_GIVEN PROBLEM:_ Write out exactly the lines from the one containing "Convert this document image to plain text." through the last line of the records below, both included, and leave out any pictures.

·····

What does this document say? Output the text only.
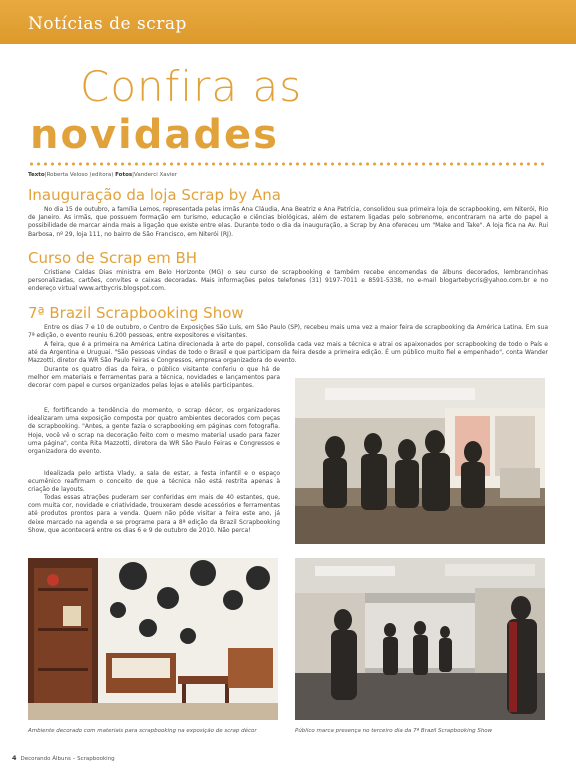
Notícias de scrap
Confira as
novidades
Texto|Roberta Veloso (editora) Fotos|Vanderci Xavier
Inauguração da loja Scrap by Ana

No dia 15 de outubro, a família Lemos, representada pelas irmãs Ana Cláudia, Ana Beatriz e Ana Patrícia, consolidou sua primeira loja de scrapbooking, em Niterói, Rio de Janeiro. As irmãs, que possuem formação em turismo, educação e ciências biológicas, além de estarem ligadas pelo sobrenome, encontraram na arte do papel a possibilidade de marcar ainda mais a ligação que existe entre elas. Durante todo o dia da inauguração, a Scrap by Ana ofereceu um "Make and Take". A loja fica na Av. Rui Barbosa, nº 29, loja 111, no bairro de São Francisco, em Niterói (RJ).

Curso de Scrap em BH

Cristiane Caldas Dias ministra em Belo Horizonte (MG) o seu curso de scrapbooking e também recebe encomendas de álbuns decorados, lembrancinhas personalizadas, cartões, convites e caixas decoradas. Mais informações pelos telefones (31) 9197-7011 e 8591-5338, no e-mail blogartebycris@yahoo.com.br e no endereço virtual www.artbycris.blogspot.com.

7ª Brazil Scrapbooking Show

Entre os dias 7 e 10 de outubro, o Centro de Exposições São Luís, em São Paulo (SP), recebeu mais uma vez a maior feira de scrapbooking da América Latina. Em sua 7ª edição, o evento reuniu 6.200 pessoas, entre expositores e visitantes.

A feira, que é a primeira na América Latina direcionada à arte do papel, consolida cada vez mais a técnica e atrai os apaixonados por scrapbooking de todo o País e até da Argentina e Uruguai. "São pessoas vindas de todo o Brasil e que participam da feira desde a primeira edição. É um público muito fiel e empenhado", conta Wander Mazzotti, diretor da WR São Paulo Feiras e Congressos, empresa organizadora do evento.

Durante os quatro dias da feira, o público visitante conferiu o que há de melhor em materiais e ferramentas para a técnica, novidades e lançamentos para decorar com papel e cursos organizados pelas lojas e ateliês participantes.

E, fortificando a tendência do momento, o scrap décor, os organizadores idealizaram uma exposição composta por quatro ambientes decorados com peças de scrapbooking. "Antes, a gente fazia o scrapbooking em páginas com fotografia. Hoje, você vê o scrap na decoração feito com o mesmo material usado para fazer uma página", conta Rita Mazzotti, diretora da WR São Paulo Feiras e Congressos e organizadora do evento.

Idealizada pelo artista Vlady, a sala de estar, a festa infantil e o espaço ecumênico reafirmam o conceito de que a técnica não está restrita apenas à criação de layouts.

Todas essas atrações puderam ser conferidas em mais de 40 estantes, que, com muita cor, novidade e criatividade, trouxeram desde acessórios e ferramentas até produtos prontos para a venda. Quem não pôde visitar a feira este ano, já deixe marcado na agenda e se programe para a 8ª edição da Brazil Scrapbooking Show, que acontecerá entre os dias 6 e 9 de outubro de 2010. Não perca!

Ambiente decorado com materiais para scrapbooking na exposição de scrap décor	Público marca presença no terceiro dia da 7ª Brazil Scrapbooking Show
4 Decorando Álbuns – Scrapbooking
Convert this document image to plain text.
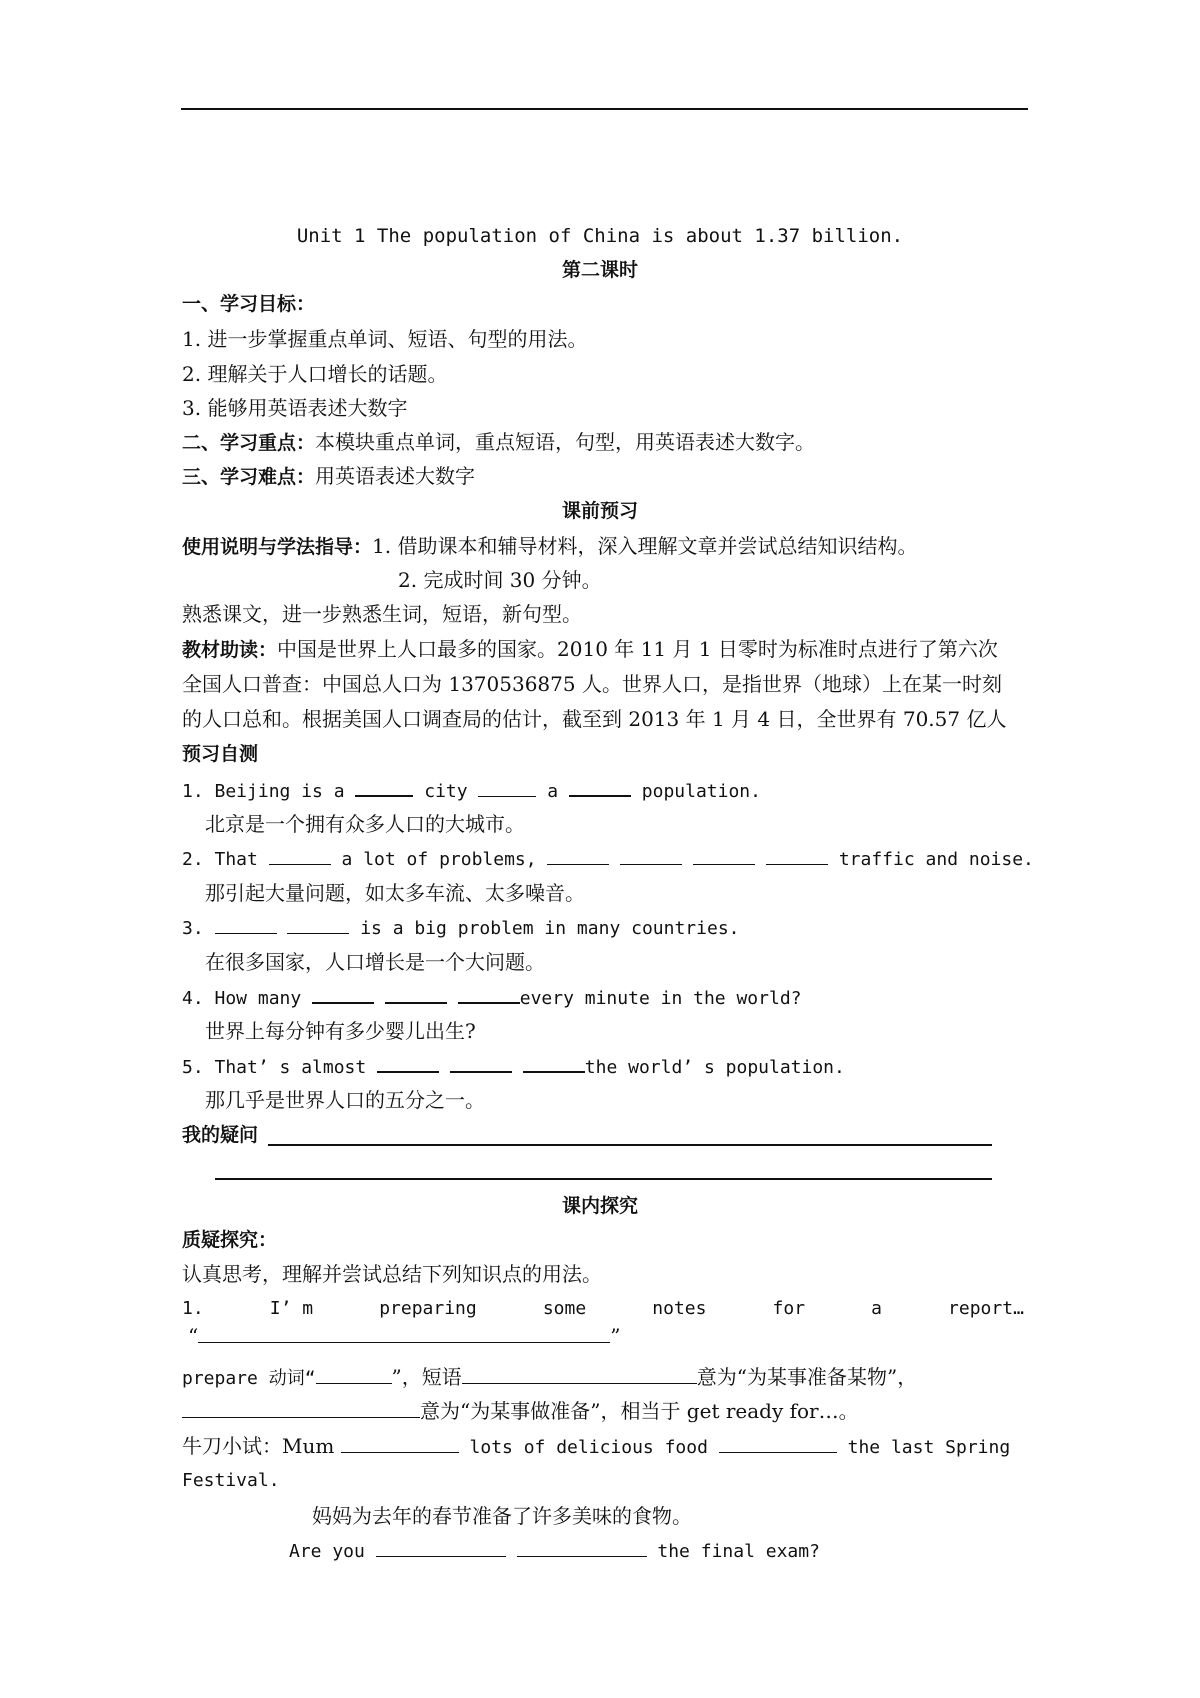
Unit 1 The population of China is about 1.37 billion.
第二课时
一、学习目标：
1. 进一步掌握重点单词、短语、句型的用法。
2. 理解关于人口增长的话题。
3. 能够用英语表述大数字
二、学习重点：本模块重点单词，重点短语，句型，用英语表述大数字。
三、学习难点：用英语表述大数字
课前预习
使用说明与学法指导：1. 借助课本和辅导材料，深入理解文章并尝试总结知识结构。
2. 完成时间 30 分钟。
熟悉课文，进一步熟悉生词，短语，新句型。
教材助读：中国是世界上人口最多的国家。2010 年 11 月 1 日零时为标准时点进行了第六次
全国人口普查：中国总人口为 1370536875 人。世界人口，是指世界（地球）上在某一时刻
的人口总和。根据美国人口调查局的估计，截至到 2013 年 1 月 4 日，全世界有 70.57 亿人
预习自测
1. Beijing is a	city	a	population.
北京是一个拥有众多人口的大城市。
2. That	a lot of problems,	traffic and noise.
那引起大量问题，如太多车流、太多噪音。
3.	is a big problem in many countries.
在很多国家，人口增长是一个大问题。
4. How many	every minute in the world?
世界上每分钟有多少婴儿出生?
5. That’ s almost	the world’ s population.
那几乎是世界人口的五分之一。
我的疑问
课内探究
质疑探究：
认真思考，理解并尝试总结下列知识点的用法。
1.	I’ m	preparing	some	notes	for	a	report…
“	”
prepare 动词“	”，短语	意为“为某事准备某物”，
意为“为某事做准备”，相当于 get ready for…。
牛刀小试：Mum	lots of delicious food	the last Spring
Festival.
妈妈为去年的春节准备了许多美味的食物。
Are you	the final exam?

·····

_FULL ANSWER:_
Convert this document image to plain text.
Unit 1 The population of China is about 1.37 billion.
第二课时
一、学习目标：
1. 进一步掌握重点单词、短语、句型的用法。
2. 理解关于人口增长的话题。
3. 能够用英语表述大数字
二、学习重点：本模块重点单词，重点短语，句型，用英语表述大数字。
三、学习难点：用英语表述大数字
课前预习
使用说明与学法指导：1. 借助课本和辅导材料，深入理解文章并尝试总结知识结构。
2. 完成时间 30 分钟。
熟悉课文，进一步熟悉生词，短语，新句型。
教材助读：中国是世界上人口最多的国家。2010 年 11 月 1 日零时为标准时点进行了第六次
全国人口普查：中国总人口为 1370536875 人。世界人口，是指世界（地球）上在某一时刻
的人口总和。根据美国人口调查局的估计，截至到 2013 年 1 月 4 日，全世界有 70.57 亿人
预习自测
1. Beijing is a	city	a	population.
北京是一个拥有众多人口的大城市。
2. That	a lot of problems,	traffic and noise.
那引起大量问题，如太多车流、太多噪音。
3.	is a big problem in many countries.
在很多国家，人口增长是一个大问题。
4. How many	every minute in the world?
世界上每分钟有多少婴儿出生?
5. That’ s almost	the world’ s population.
那几乎是世界人口的五分之一。
我的疑问
课内探究
质疑探究：
认真思考，理解并尝试总结下列知识点的用法。
1.	I’ m	preparing	some	notes	for	a	report…
“	”
prepare 动词“	”，短语	意为“为某事准备某物”，
意为“为某事做准备”，相当于 get ready for…。
牛刀小试：Mum	lots of delicious food	the last Spring
Festival.
妈妈为去年的春节准备了许多美味的食物。
Are you	the final exam?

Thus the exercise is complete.